Your answer should be a single number: the count of lines that include the word "flink".

________

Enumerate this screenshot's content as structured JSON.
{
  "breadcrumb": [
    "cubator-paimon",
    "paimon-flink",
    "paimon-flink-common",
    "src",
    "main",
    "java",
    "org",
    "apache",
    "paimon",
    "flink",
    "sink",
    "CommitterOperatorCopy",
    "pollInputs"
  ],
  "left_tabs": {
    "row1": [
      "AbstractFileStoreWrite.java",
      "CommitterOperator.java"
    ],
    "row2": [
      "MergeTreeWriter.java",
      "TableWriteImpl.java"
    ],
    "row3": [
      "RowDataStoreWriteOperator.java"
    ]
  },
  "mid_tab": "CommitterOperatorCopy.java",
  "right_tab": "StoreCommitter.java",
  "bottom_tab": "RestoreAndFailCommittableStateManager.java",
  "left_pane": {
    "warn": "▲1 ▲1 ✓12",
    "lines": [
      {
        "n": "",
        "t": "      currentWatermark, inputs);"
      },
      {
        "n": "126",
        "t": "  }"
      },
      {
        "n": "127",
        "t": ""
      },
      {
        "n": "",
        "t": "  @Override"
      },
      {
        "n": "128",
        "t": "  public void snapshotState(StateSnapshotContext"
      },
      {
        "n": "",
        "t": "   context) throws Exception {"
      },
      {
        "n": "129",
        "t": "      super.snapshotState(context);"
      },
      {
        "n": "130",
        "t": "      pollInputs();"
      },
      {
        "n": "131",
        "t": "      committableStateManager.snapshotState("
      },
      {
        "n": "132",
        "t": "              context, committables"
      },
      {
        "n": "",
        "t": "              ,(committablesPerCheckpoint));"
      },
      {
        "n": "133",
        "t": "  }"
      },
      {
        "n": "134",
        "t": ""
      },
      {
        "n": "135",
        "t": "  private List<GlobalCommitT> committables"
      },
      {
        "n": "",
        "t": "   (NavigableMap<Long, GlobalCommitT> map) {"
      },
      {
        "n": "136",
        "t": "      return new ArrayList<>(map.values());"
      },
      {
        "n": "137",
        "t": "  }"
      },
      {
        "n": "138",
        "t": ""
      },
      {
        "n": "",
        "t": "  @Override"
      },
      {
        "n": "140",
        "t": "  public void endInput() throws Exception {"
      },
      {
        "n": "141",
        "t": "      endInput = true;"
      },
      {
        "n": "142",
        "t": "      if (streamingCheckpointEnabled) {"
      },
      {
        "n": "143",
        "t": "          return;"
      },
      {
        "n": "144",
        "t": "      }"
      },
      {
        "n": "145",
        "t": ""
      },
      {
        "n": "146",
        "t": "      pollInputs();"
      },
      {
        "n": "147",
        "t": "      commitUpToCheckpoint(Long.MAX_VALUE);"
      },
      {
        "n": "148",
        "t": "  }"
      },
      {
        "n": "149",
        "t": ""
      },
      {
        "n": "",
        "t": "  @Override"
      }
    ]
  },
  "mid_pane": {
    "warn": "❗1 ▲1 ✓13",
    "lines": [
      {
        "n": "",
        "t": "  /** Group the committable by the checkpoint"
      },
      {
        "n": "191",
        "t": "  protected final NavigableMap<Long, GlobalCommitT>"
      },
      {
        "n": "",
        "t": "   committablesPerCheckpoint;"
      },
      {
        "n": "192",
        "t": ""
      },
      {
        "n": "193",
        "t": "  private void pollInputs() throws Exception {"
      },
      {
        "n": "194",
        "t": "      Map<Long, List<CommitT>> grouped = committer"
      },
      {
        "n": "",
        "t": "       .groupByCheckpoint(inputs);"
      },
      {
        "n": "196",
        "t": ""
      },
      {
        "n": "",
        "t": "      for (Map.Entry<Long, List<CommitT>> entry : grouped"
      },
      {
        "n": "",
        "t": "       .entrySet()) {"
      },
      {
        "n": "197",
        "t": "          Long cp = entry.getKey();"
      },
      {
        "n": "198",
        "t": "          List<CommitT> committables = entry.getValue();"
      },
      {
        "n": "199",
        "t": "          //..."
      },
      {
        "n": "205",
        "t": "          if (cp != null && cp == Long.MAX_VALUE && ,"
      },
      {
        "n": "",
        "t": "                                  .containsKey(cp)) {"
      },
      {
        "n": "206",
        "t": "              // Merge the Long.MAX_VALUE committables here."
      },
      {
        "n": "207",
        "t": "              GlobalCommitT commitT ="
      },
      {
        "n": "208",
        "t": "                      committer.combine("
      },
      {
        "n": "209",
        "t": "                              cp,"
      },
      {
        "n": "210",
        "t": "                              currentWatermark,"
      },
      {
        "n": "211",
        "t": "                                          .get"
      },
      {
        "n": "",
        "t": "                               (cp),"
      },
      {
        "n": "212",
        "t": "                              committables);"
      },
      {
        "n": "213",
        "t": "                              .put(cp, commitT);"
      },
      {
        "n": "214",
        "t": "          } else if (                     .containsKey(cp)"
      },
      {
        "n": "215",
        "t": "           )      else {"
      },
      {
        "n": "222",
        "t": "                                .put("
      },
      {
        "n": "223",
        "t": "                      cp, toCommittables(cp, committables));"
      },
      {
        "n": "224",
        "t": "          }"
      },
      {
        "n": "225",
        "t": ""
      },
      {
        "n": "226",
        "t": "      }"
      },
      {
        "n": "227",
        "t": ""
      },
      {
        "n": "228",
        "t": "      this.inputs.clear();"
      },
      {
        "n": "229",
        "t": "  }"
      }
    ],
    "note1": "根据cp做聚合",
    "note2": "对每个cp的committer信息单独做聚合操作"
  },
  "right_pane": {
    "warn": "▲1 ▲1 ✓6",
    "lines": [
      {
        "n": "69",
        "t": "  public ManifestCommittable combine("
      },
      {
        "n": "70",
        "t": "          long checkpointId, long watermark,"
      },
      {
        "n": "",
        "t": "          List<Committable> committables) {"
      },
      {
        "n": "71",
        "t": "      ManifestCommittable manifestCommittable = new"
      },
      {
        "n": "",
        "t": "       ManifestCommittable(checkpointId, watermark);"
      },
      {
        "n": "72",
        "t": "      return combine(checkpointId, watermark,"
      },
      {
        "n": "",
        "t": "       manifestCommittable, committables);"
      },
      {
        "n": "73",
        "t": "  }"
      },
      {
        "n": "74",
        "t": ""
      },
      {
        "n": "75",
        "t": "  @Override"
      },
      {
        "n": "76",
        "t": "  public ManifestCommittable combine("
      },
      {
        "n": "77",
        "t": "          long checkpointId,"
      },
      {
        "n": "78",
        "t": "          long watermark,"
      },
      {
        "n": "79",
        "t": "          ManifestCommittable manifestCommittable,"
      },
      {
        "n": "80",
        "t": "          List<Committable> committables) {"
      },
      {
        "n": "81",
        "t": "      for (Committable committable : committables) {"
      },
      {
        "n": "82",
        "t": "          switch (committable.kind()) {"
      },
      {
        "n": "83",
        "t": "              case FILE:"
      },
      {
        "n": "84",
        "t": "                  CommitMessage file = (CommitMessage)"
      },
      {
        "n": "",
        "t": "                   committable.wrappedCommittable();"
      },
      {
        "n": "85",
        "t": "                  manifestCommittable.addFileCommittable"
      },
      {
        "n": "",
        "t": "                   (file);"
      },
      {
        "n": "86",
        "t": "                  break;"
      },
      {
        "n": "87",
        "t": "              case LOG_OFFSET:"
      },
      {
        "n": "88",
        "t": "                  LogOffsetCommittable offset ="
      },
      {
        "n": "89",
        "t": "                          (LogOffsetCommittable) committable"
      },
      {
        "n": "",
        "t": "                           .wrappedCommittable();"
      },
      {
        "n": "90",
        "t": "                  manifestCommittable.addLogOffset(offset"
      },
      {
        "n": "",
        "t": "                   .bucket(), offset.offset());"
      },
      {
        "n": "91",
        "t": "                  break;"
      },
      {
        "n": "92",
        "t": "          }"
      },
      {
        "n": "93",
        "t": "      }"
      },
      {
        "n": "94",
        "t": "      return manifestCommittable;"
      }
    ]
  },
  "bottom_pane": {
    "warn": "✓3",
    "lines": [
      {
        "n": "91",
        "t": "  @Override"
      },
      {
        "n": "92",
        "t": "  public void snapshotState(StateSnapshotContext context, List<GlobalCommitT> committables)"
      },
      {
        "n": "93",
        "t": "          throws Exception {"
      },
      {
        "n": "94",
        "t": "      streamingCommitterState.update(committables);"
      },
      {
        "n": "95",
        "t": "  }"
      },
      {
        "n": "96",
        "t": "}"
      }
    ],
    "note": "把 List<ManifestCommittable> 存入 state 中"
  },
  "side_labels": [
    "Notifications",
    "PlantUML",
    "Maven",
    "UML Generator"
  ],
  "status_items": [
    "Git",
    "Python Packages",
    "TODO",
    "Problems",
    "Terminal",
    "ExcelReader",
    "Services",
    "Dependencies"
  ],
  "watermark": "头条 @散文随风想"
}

________

■ **RESULT OF THE TASK**
3